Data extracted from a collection
^^^^^^^^^^^^^^^^

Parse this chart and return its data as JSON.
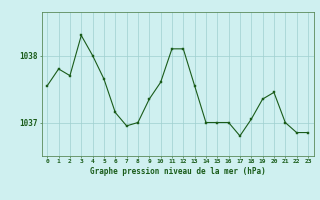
{
  "x": [
    0,
    1,
    2,
    3,
    4,
    5,
    6,
    7,
    8,
    9,
    10,
    11,
    12,
    13,
    14,
    15,
    16,
    17,
    18,
    19,
    20,
    21,
    22,
    23
  ],
  "y": [
    1037.55,
    1037.8,
    1037.7,
    1038.3,
    1038.0,
    1037.65,
    1037.15,
    1036.95,
    1037.0,
    1037.35,
    1037.6,
    1038.1,
    1038.1,
    1037.55,
    1037.0,
    1037.0,
    1037.0,
    1036.8,
    1037.05,
    1037.35,
    1037.45,
    1037.0,
    1036.85,
    1036.85
  ],
  "line_color": "#1a5c1a",
  "marker_color": "#1a5c1a",
  "bg_color": "#cff0f0",
  "grid_color": "#9fd0d0",
  "axis_color": "#5a8a5a",
  "xlabel": "Graphe pression niveau de la mer (hPa)",
  "xlabel_color": "#1a5c1a",
  "tick_color": "#1a5c1a",
  "ytick_labels": [
    "1037",
    "1038"
  ],
  "ytick_values": [
    1037.0,
    1038.0
  ],
  "ylim": [
    1036.5,
    1038.65
  ],
  "xlim": [
    -0.5,
    23.5
  ],
  "xtick_labels": [
    "0",
    "1",
    "2",
    "3",
    "4",
    "5",
    "6",
    "7",
    "8",
    "9",
    "10",
    "11",
    "12",
    "13",
    "14",
    "15",
    "16",
    "17",
    "18",
    "19",
    "20",
    "21",
    "22",
    "23"
  ]
}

^^^^^^^^^^^^^^^^

Without the pictures, restate each entry exactly.

### THE OUTPUT
Parse this chart and return its data as JSON.
{
  "x": [
    0,
    1,
    2,
    3,
    4,
    5,
    6,
    7,
    8,
    9,
    10,
    11,
    12,
    13,
    14,
    15,
    16,
    17,
    18,
    19,
    20,
    21,
    22,
    23
  ],
  "y": [
    1037.55,
    1037.8,
    1037.7,
    1038.3,
    1038.0,
    1037.65,
    1037.15,
    1036.95,
    1037.0,
    1037.35,
    1037.6,
    1038.1,
    1038.1,
    1037.55,
    1037.0,
    1037.0,
    1037.0,
    1036.8,
    1037.05,
    1037.35,
    1037.45,
    1037.0,
    1036.85,
    1036.85
  ],
  "line_color": "#1a5c1a",
  "marker_color": "#1a5c1a",
  "bg_color": "#cff0f0",
  "grid_color": "#9fd0d0",
  "axis_color": "#5a8a5a",
  "xlabel": "Graphe pression niveau de la mer (hPa)",
  "xlabel_color": "#1a5c1a",
  "tick_color": "#1a5c1a",
  "ytick_labels": [
    "1037",
    "1038"
  ],
  "ytick_values": [
    1037.0,
    1038.0
  ],
  "ylim": [
    1036.5,
    1038.65
  ],
  "xlim": [
    -0.5,
    23.5
  ],
  "xtick_labels": [
    "0",
    "1",
    "2",
    "3",
    "4",
    "5",
    "6",
    "7",
    "8",
    "9",
    "10",
    "11",
    "12",
    "13",
    "14",
    "15",
    "16",
    "17",
    "18",
    "19",
    "20",
    "21",
    "22",
    "23"
  ]
}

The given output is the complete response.